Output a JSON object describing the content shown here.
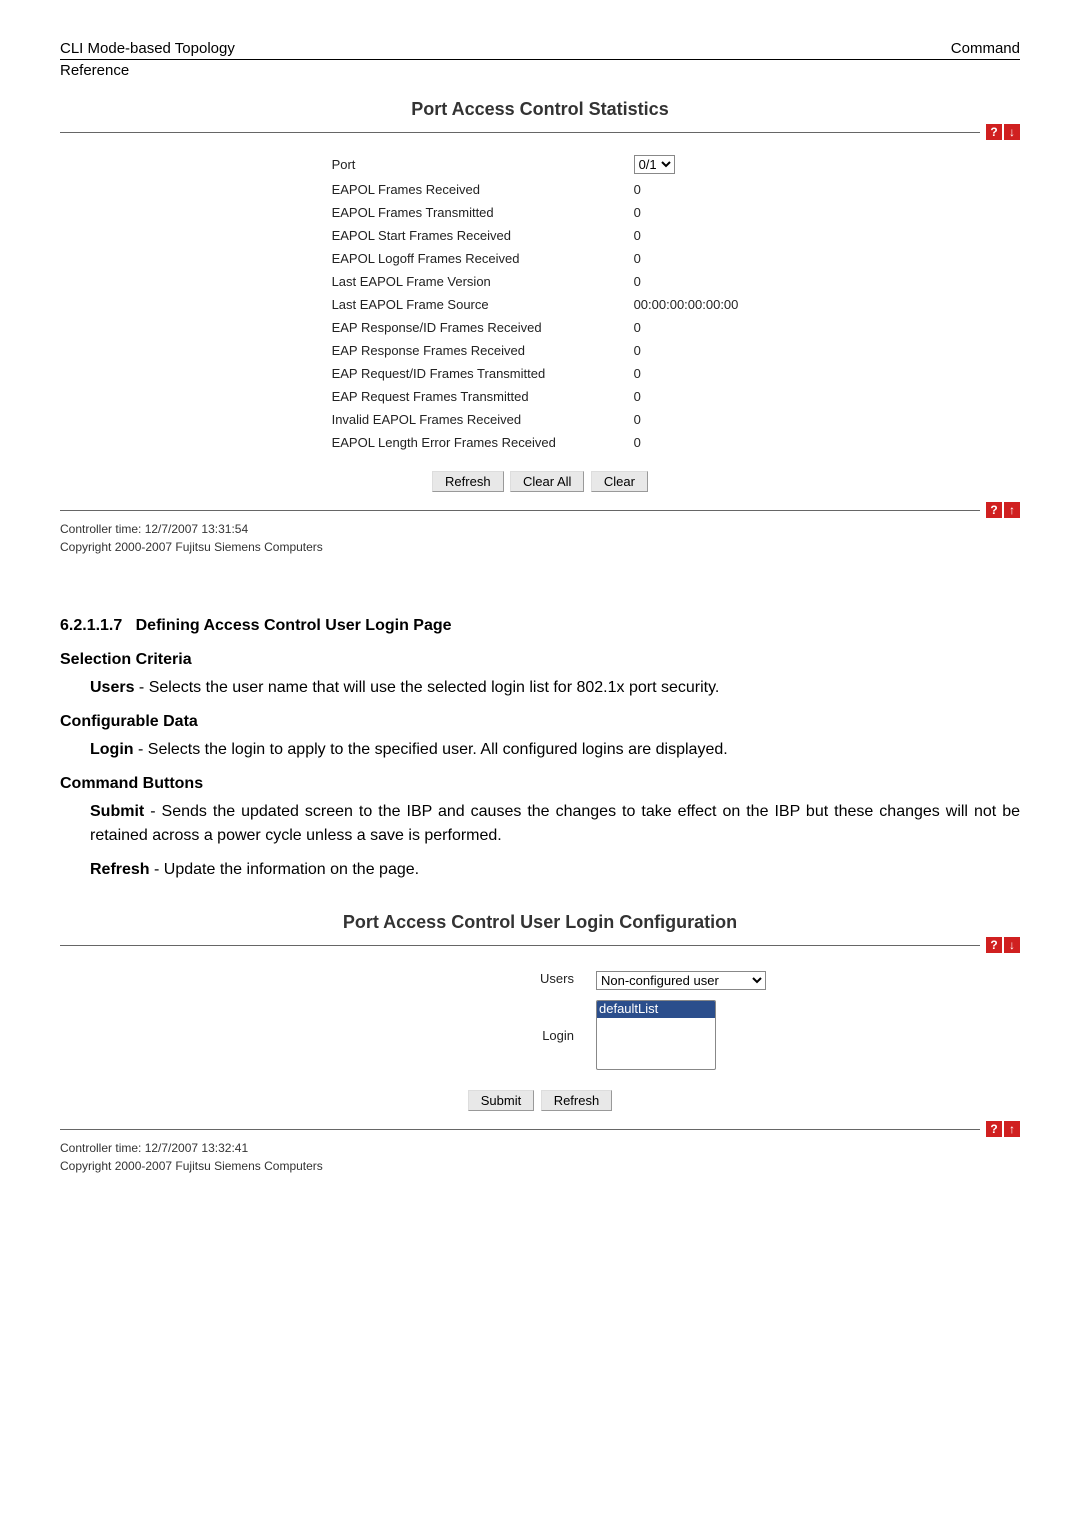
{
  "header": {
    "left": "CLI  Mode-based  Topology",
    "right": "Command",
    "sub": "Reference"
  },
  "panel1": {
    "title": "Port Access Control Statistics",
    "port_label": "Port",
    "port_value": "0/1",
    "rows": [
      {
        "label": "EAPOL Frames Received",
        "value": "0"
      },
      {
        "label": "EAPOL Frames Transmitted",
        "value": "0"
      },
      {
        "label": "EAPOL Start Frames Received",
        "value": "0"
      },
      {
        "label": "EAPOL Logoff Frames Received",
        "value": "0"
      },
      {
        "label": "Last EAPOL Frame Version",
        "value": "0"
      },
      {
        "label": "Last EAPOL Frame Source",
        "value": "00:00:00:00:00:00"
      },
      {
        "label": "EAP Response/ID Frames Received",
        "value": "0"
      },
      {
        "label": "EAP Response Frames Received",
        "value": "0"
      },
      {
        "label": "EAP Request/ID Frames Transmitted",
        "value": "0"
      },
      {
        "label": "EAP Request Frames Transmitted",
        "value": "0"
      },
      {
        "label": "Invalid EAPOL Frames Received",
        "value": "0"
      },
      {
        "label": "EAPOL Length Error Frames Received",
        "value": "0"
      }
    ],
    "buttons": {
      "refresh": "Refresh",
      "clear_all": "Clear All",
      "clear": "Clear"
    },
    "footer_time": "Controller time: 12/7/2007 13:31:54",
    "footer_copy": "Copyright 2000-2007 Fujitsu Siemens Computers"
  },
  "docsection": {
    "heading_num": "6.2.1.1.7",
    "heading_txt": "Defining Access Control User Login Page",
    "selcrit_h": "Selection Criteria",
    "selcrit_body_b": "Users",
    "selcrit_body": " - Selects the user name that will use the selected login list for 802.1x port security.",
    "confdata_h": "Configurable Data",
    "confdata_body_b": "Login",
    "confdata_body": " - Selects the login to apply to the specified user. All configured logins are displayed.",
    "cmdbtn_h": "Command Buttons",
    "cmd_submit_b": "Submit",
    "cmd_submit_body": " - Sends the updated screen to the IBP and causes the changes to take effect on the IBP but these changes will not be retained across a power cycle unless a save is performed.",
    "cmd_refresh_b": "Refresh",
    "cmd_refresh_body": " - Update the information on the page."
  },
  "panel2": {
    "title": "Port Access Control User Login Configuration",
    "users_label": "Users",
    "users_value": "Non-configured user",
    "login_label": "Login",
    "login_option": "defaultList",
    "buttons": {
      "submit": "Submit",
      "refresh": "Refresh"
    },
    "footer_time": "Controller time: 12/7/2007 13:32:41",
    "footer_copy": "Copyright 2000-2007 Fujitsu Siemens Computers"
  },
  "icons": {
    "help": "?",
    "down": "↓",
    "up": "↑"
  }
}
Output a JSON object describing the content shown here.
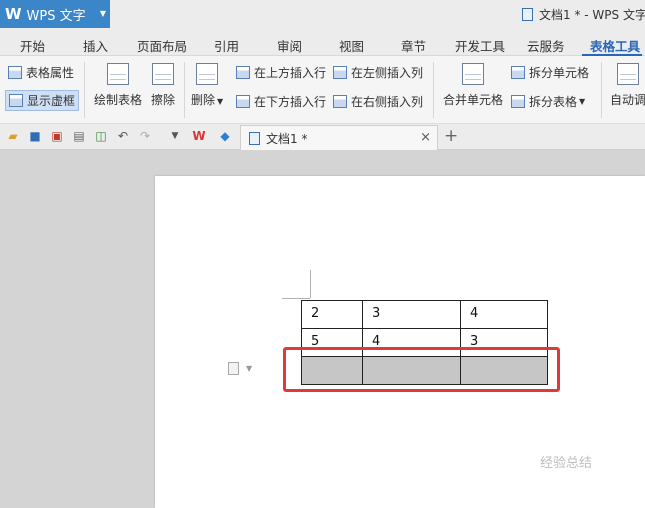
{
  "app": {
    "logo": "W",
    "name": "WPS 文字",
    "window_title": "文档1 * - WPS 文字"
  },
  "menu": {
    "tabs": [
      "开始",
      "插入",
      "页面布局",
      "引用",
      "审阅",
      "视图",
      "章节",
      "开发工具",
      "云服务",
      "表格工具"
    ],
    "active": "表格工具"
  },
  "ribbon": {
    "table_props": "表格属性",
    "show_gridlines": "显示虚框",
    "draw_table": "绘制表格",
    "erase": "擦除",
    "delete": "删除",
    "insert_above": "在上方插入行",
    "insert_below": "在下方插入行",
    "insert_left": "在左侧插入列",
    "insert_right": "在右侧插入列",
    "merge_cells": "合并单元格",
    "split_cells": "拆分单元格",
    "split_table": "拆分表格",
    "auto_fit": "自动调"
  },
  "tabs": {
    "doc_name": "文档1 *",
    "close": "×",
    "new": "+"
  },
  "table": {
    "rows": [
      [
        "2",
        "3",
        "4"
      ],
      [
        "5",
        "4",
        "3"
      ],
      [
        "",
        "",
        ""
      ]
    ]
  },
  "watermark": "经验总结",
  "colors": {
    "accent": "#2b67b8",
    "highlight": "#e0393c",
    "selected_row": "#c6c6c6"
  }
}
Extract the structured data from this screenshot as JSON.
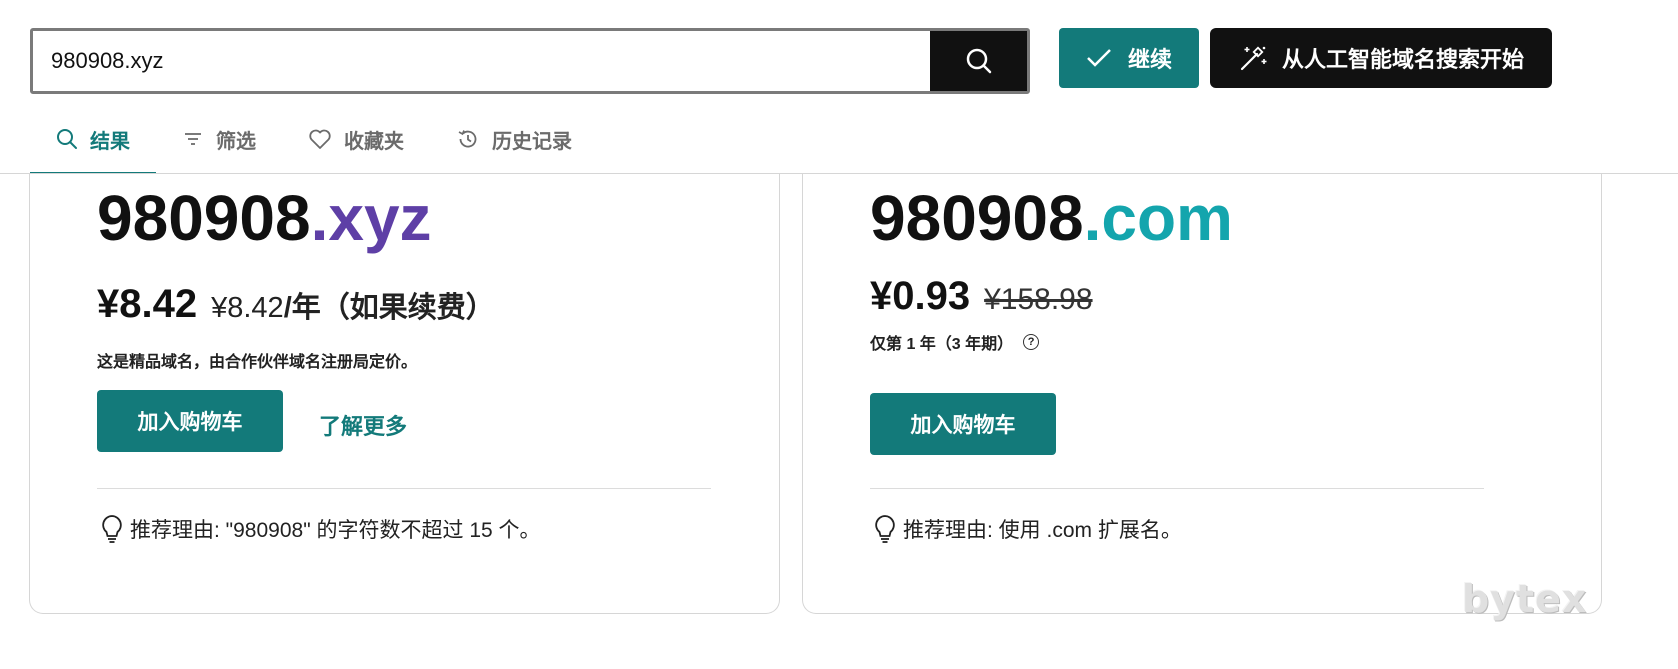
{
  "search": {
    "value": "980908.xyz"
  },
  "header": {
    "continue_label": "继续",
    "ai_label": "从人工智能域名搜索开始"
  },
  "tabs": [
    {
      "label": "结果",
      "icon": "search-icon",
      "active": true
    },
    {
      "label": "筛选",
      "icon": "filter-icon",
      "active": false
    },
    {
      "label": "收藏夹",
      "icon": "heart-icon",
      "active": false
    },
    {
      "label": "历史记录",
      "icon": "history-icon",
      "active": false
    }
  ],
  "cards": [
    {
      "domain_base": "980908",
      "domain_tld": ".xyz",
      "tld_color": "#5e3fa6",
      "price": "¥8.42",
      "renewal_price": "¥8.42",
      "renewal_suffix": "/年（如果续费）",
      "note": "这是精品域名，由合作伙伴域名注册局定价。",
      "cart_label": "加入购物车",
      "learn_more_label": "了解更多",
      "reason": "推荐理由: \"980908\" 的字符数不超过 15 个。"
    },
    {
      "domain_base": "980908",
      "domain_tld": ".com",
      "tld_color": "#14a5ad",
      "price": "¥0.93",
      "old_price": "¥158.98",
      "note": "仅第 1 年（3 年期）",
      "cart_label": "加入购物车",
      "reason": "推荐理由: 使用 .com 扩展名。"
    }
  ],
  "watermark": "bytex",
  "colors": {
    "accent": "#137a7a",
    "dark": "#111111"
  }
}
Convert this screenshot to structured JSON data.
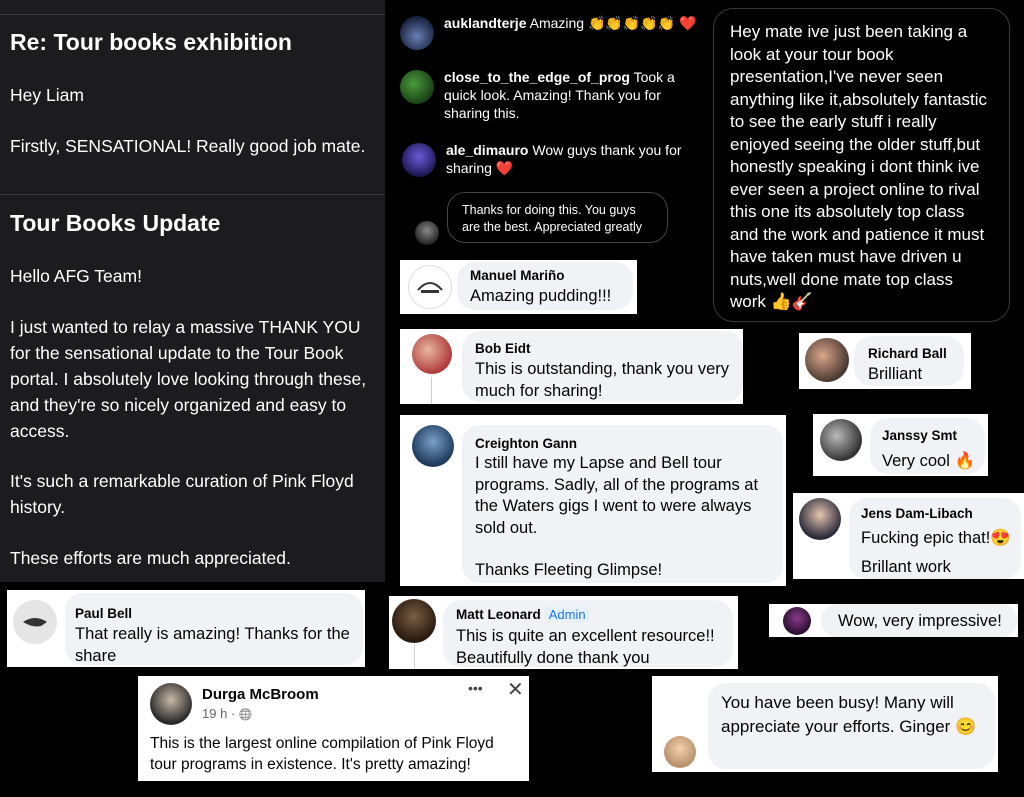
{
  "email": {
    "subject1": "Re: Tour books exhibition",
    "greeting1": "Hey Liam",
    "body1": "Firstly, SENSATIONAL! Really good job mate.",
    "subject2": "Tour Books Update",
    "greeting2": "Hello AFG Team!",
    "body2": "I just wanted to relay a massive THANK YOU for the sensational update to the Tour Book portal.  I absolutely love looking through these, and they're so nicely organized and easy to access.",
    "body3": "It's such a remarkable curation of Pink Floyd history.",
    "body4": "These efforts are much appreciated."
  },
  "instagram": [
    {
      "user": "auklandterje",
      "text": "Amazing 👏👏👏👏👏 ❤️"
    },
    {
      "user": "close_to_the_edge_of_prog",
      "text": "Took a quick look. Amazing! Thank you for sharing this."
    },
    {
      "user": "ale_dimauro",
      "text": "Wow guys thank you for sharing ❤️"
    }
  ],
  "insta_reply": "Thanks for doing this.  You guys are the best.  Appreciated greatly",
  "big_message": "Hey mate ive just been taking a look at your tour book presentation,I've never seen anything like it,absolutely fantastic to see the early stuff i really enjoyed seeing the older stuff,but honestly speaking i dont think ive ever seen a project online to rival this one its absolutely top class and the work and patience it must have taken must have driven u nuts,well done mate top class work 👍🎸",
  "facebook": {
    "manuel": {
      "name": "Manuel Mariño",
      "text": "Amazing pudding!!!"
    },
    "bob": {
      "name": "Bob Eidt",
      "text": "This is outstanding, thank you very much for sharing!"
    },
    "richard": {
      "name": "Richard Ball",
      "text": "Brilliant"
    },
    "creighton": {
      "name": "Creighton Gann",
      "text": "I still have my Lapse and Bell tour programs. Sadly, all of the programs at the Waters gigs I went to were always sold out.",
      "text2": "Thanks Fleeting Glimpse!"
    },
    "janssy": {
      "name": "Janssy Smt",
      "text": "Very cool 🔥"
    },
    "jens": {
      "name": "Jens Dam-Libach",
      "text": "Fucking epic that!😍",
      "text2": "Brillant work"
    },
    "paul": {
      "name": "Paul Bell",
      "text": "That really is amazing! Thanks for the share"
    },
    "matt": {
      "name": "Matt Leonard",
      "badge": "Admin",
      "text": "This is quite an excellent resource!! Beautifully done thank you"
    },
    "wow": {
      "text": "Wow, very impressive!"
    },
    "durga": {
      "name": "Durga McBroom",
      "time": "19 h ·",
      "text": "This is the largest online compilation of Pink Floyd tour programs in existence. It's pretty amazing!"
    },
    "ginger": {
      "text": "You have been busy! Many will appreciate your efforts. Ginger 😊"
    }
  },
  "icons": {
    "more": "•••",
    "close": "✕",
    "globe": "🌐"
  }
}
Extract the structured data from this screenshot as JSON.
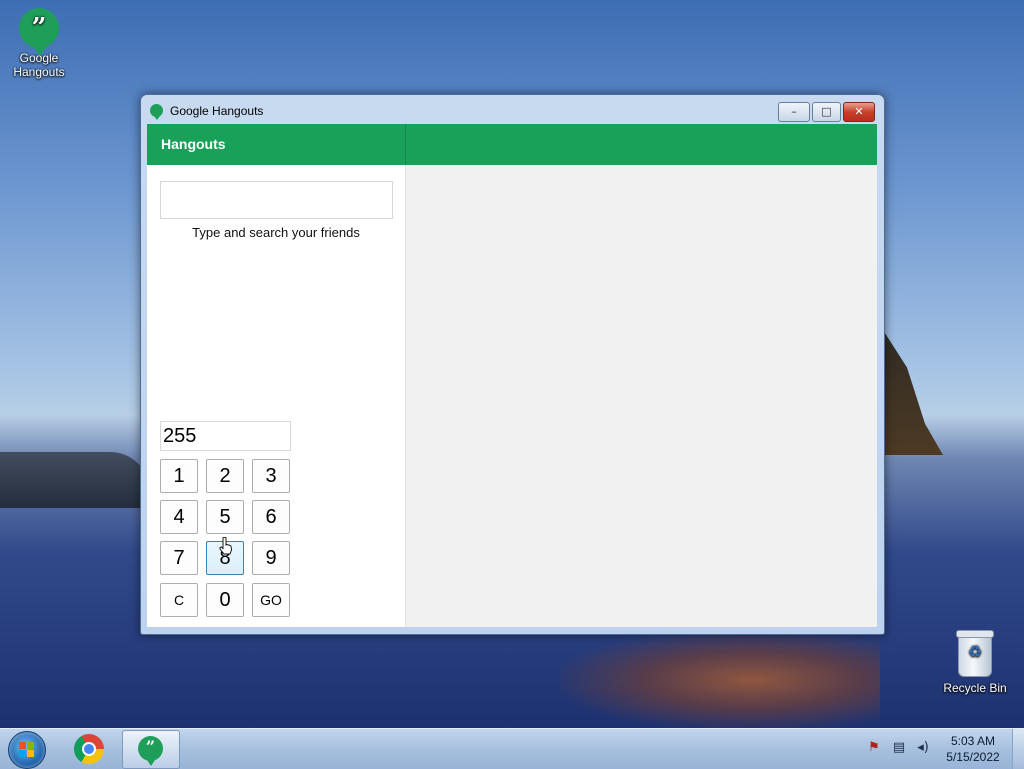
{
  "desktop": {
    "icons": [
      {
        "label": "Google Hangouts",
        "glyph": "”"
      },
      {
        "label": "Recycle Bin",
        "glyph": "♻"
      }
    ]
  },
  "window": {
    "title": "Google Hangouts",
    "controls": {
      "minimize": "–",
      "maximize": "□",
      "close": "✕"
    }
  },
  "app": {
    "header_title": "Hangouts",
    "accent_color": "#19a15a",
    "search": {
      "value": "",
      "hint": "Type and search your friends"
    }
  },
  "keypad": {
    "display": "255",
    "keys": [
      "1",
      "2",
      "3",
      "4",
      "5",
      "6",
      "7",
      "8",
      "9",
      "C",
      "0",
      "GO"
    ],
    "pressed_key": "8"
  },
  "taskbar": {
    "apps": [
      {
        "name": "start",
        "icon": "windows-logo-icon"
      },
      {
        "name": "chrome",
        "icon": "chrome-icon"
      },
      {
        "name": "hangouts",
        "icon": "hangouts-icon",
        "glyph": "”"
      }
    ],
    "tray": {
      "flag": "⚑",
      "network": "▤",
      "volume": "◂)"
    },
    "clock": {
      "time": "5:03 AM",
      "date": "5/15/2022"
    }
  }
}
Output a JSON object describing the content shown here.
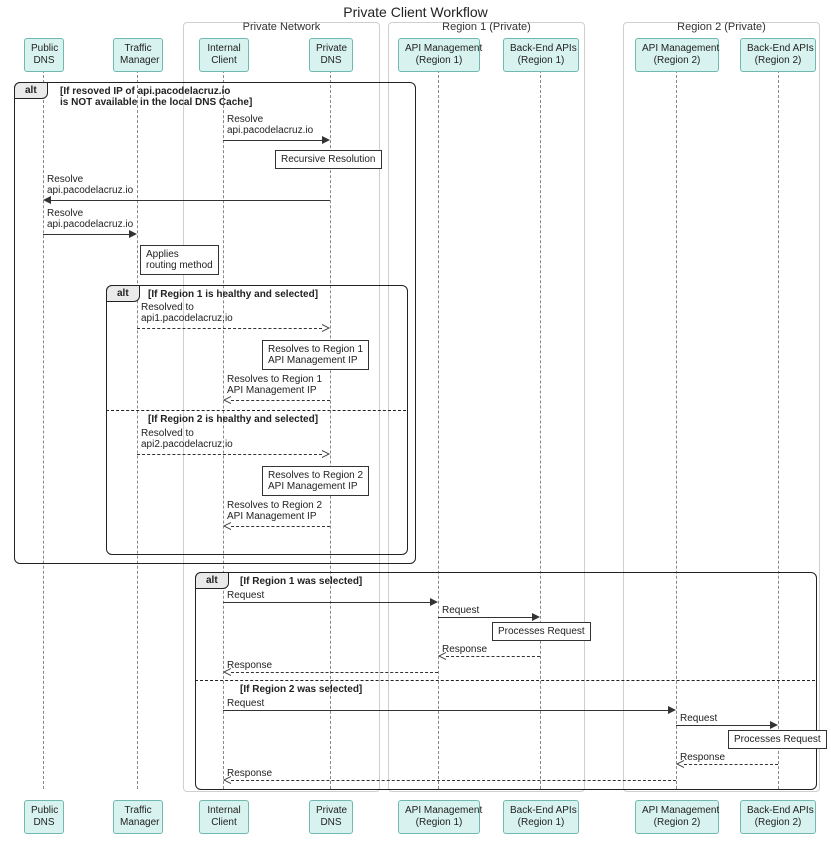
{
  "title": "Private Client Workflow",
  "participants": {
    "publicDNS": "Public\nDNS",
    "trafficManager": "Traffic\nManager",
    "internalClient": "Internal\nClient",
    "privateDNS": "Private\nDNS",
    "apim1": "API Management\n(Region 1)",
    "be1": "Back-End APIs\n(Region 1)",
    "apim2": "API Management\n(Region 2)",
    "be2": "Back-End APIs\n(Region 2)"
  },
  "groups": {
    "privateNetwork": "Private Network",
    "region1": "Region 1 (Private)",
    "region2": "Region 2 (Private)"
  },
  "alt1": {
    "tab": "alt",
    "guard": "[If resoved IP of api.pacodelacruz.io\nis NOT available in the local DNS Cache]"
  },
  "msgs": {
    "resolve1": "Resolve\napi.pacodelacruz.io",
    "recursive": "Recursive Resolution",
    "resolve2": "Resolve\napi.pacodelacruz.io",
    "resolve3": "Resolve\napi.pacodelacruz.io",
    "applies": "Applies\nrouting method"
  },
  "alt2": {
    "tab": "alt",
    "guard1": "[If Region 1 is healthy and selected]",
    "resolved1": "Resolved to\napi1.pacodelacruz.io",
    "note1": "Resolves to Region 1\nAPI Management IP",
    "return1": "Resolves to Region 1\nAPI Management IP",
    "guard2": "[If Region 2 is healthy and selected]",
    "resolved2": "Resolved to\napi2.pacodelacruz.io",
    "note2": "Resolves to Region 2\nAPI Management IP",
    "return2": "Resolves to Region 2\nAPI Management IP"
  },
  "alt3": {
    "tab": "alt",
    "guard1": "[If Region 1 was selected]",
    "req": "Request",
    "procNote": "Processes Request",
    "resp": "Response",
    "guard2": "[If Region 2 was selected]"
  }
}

# Short problem:
The word "have" may turn up on some lines of these records; say how many, with no other words.

# Exercise response:
3